» Task requirements: Look for the string "ylabel" in every line, and copy each line that has it.

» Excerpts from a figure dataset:
------------------------------
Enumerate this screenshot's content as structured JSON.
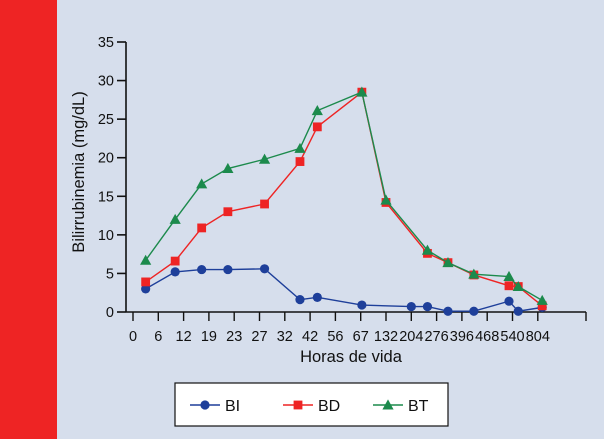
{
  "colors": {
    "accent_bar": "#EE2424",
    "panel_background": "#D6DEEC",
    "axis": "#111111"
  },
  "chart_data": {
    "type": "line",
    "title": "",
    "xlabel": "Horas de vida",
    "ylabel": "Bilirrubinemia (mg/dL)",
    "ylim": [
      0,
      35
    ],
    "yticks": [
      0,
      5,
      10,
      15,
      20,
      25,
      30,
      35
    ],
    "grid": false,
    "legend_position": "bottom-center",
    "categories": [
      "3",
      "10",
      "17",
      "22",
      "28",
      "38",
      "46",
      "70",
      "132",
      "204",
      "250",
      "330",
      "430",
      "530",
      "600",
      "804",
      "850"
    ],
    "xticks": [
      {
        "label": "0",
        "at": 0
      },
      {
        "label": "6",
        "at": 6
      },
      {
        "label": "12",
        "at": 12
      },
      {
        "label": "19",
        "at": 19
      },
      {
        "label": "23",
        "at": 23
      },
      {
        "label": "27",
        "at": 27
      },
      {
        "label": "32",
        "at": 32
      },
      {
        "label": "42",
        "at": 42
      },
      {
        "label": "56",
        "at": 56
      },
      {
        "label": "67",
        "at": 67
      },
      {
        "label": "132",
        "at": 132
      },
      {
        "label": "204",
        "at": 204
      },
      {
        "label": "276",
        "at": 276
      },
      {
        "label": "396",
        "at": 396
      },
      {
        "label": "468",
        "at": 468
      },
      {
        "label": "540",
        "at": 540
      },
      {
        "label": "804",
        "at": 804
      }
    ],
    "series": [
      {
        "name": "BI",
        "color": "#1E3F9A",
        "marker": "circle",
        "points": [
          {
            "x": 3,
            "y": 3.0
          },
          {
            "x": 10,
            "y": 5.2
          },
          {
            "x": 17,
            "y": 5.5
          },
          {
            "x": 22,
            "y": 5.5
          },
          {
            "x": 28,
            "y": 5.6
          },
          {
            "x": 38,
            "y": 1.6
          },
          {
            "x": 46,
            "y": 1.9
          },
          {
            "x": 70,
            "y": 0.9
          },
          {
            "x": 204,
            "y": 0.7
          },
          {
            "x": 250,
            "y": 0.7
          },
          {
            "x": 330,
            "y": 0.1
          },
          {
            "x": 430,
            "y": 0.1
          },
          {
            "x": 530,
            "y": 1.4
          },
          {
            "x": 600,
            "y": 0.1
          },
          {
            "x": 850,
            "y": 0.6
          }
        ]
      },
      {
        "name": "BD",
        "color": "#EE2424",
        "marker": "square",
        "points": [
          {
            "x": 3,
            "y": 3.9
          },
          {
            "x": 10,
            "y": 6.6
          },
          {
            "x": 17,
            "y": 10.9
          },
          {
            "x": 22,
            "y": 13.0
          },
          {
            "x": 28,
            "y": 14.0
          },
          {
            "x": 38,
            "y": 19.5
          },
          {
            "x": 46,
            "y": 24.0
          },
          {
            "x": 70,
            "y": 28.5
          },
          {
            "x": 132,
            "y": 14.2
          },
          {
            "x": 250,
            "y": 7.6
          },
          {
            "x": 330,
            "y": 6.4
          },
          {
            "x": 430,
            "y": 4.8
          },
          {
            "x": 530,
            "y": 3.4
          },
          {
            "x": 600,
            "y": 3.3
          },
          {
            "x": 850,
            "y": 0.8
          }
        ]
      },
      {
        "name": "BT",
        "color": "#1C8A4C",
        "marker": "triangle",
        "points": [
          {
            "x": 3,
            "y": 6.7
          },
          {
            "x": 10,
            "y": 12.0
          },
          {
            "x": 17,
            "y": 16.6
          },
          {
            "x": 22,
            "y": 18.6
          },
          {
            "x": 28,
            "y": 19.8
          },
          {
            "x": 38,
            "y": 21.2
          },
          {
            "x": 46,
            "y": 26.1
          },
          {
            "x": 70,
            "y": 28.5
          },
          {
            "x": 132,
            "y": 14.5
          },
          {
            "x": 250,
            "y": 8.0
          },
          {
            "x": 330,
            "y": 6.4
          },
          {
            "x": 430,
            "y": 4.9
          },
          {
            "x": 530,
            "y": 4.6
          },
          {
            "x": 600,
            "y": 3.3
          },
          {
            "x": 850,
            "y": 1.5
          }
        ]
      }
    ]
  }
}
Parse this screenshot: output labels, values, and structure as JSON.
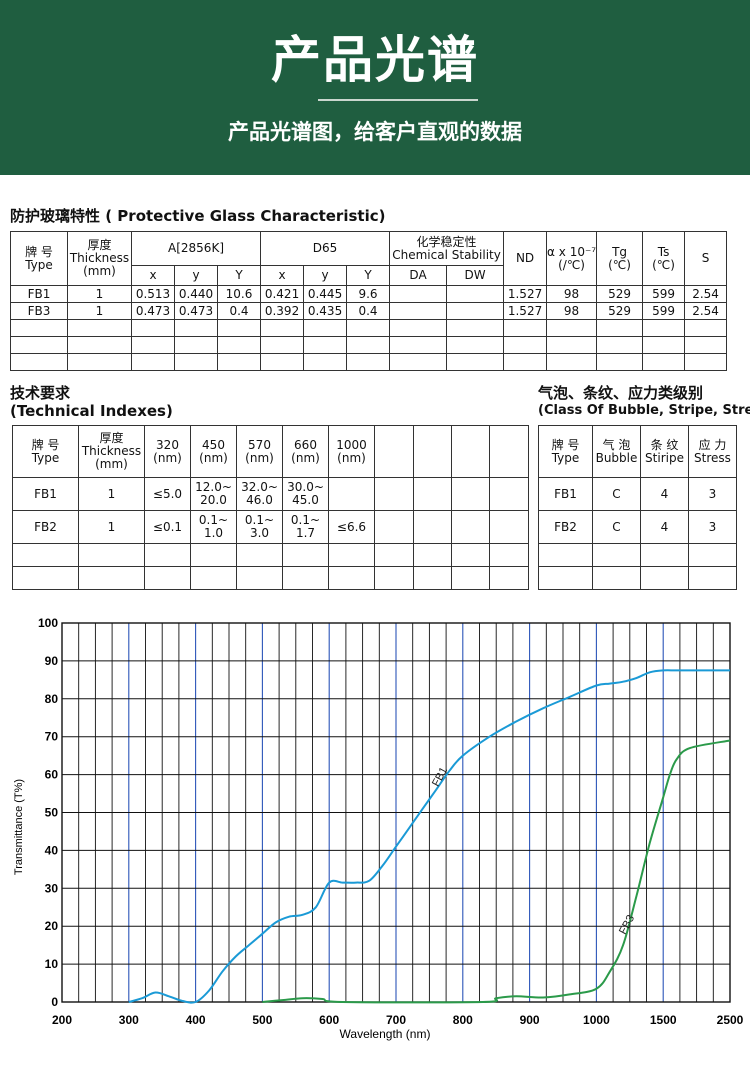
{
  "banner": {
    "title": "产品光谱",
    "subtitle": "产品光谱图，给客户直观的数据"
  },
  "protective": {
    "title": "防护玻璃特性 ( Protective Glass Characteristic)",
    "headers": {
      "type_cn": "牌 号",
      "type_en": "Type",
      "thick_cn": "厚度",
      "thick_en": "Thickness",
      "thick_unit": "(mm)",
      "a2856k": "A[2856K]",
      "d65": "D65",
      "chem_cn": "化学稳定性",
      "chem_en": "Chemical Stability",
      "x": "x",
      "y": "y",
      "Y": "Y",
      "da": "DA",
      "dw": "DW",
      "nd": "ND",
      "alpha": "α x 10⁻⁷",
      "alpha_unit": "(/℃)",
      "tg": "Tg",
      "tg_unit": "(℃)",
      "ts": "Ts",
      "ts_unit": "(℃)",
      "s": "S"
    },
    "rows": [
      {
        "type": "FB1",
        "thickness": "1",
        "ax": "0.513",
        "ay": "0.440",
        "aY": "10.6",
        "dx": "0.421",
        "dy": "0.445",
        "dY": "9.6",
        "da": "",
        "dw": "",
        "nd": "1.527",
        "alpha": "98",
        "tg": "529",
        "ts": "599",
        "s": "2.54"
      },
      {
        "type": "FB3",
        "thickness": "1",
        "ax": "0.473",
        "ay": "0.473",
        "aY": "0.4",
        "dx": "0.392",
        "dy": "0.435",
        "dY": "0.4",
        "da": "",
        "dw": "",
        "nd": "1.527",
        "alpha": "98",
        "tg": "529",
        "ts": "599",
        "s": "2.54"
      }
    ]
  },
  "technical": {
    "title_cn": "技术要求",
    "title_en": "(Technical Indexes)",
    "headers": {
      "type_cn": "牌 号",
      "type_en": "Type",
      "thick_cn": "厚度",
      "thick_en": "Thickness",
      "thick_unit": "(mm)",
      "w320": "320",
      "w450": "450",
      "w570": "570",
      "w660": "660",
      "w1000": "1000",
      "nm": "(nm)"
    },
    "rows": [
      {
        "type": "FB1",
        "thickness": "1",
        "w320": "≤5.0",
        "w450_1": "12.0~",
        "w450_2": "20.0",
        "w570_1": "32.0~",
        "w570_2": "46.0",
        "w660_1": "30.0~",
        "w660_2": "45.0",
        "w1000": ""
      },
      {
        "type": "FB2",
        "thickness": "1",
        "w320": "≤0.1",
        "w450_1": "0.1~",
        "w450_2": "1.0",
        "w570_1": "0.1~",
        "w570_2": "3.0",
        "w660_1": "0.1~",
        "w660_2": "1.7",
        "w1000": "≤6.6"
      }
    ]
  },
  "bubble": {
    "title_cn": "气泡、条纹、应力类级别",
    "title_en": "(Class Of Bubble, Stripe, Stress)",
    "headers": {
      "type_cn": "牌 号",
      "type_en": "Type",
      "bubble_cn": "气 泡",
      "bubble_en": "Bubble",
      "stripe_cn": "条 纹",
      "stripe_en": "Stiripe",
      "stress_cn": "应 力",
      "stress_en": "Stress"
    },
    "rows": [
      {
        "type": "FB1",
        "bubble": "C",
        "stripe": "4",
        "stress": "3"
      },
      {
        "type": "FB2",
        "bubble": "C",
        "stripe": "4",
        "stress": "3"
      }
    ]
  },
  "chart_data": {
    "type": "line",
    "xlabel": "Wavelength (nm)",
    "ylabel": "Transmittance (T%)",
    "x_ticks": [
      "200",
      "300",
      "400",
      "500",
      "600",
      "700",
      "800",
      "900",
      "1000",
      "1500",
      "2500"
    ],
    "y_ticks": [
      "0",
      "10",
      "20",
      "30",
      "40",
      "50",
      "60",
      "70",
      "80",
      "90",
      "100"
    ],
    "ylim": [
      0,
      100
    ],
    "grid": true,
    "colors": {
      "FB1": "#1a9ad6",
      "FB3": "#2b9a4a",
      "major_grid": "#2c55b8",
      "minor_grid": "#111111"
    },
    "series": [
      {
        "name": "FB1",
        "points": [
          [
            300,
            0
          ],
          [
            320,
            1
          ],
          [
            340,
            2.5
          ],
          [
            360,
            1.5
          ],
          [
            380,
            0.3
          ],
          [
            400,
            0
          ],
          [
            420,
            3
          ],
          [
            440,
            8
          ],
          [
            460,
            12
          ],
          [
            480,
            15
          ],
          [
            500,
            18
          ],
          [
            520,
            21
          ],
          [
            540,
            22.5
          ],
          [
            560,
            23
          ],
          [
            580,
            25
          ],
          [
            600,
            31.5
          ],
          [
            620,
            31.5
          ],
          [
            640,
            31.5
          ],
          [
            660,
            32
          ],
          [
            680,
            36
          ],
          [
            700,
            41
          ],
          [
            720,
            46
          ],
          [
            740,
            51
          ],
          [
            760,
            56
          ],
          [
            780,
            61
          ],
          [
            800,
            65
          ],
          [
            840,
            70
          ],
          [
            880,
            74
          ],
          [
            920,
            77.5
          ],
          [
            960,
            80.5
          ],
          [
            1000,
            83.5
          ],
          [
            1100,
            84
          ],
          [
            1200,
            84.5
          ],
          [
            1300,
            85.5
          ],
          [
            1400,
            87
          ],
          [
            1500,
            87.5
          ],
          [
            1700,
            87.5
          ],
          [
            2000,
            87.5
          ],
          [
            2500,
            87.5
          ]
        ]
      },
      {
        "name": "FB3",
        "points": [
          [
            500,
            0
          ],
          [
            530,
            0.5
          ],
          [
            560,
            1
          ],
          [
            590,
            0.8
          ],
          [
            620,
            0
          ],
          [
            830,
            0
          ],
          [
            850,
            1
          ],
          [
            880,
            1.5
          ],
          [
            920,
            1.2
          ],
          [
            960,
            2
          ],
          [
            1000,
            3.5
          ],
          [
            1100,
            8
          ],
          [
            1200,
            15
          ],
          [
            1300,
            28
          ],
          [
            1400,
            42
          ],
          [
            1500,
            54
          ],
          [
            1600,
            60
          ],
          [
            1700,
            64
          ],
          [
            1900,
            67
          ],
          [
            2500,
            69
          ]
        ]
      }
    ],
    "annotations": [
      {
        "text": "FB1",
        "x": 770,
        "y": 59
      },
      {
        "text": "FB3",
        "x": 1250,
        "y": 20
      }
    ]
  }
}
------------------------------
» Correct result:
    "ylabel": "Bilirrubinemia (mg/dL)",
    "ylabel": "Transmittance (T%)",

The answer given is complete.